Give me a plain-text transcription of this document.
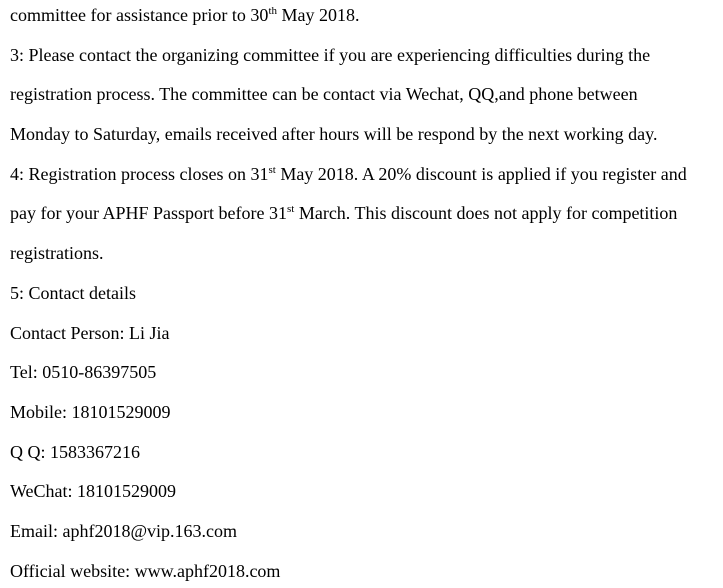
committee for assistance prior to 30th May 2018.
3: Please contact the organizing committee if you are experiencing difficulties during the
registration process. The committee can be contact via Wechat, QQ,and phone between
Monday to Saturday, emails received after hours will be respond by the next working day.
4: Registration process closes on 31st May 2018. A 20% discount is applied if you register and
pay for your APHF Passport before 31st March. This discount does not apply for competition
registrations.
5: Contact details
Contact Person: Li Jia
Tel: 0510-86397505
Mobile: 18101529009
Q Q: 1583367216
WeChat: 18101529009
Email: aphf2018@vip.163.com
Official website: www.aphf2018.com
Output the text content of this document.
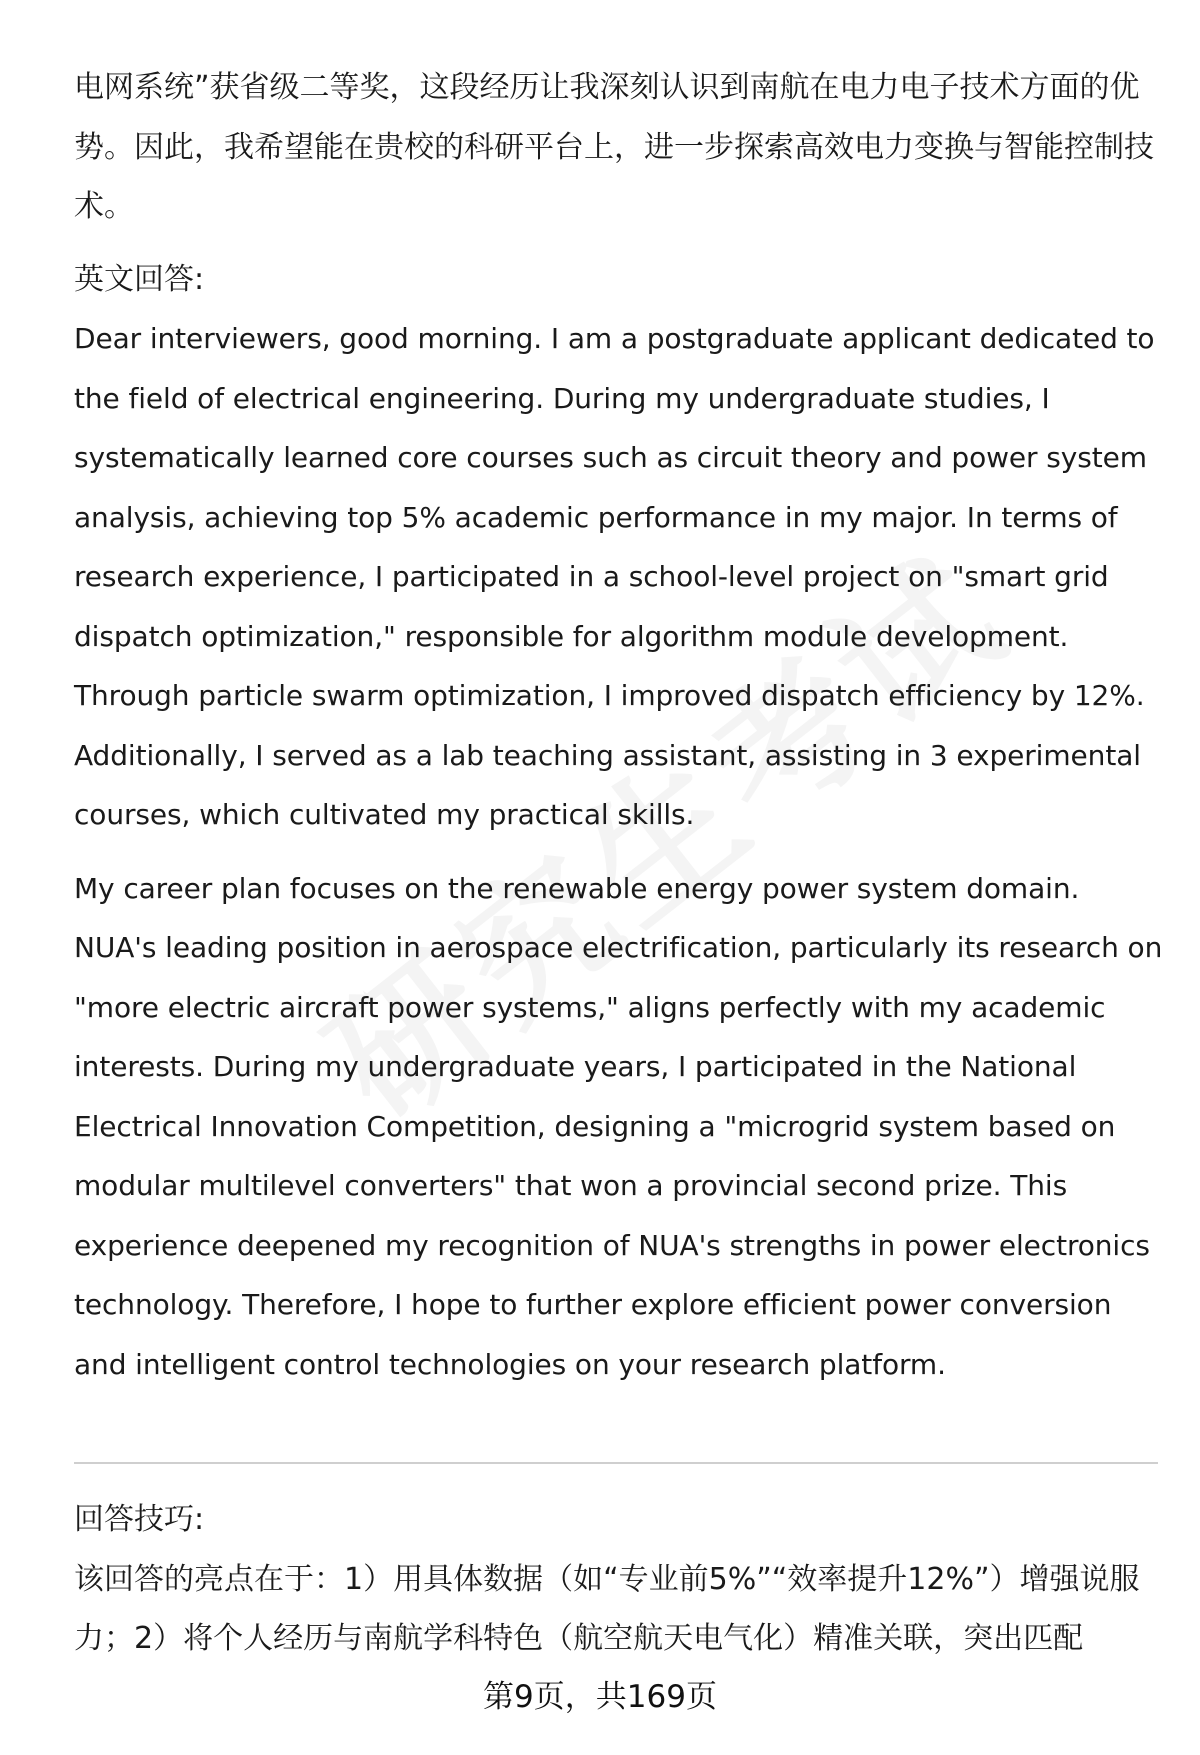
电网系统”获省级二等奖，这段经历让我深刻认识到南航在电力电子技术方面的优势。因此，我希望能在贵校的科研平台上，进一步探索高效电力变换与智能控制技术。

英文回答:

Dear interviewers, good morning. I am a postgraduate applicant dedicated to the field of electrical engineering. During my undergraduate studies, I systematically learned core courses such as circuit theory and power system analysis, achieving top 5% academic performance in my major. In terms of research experience, I participated in a school-level project on "smart grid dispatch optimization," responsible for algorithm module development. Through particle swarm optimization, I improved dispatch efficiency by 12%. Additionally, I served as a lab teaching assistant, assisting in 3 experimental courses, which cultivated my practical skills.

My career plan focuses on the renewable energy power system domain. NUA's leading position in aerospace electrification, particularly its research on "more electric aircraft power systems," aligns perfectly with my academic interests. During my undergraduate years, I participated in the National Electrical Innovation Competition, designing a "microgrid system based on modular multilevel converters" that won a provincial second prize. This experience deepened my recognition of NUA's strengths in power electronics technology. Therefore, I hope to further explore efficient power conversion and intelligent control technologies on your research platform.

回答技巧:

该回答的亮点在于：1）用具体数据（如“专业前5%”“效率提升12%”）增强说服力；2）将个人经历与南航学科特色（航空航天电气化）精准关联，突出匹配

第9页，共169页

GIVEN TASK:
The records above are to be restated exactly, without their pictures.

ANSWER TO THE PROBLEM:
Give me a plain-text transcription of this document.
committee for assistance prior to 30th May 2018.
3: Please contact the organizing committee if you are experiencing difficulties during the
registration process. The committee can be contact via Wechat, QQ,and phone between
Monday to Saturday, emails received after hours will be respond by the next working day.
4: Registration process closes on 31st May 2018. A 20% discount is applied if you register and
pay for your APHF Passport before 31st March. This discount does not apply for competition
registrations.
5: Contact details
Contact Person: Li Jia
Tel: 0510-86397505
Mobile: 18101529009
Q Q: 1583367216
WeChat: 18101529009
Email: aphf2018@vip.163.com
Official website: www.aphf2018.com
Output the text content of this document.
电网系统”获省级二等奖，这段经历让我深刻认识到南航在电力电子技术方面的优势。因此，我希望能在贵校的科研平台上，进一步探索高效电力变换与智能控制技术。

英文回答:

Dear interviewers, good morning. I am a postgraduate applicant dedicated to the field of electrical engineering. During my undergraduate studies, I systematically learned core courses such as circuit theory and power system analysis, achieving top 5% academic performance in my major. In terms of research experience, I participated in a school-level project on "smart grid dispatch optimization," responsible for algorithm module development. Through particle swarm optimization, I improved dispatch efficiency by 12%. Additionally, I served as a lab teaching assistant, assisting in 3 experimental courses, which cultivated my practical skills.

My career plan focuses on the renewable energy power system domain. NUA's leading position in aerospace electrification, particularly its research on "more electric aircraft power systems," aligns perfectly with my academic interests. During my undergraduate years, I participated in the National Electrical Innovation Competition, designing a "microgrid system based on modular multilevel converters" that won a provincial second prize. This experience deepened my recognition of NUA's strengths in power electronics technology. Therefore, I hope to further explore efficient power conversion and intelligent control technologies on your research platform.

回答技巧:

该回答的亮点在于：1）用具体数据（如“专业前5%”“效率提升12%”）增强说服力；2）将个人经历与南航学科特色（航空航天电气化）精准关联，突出匹配

第9页，共169页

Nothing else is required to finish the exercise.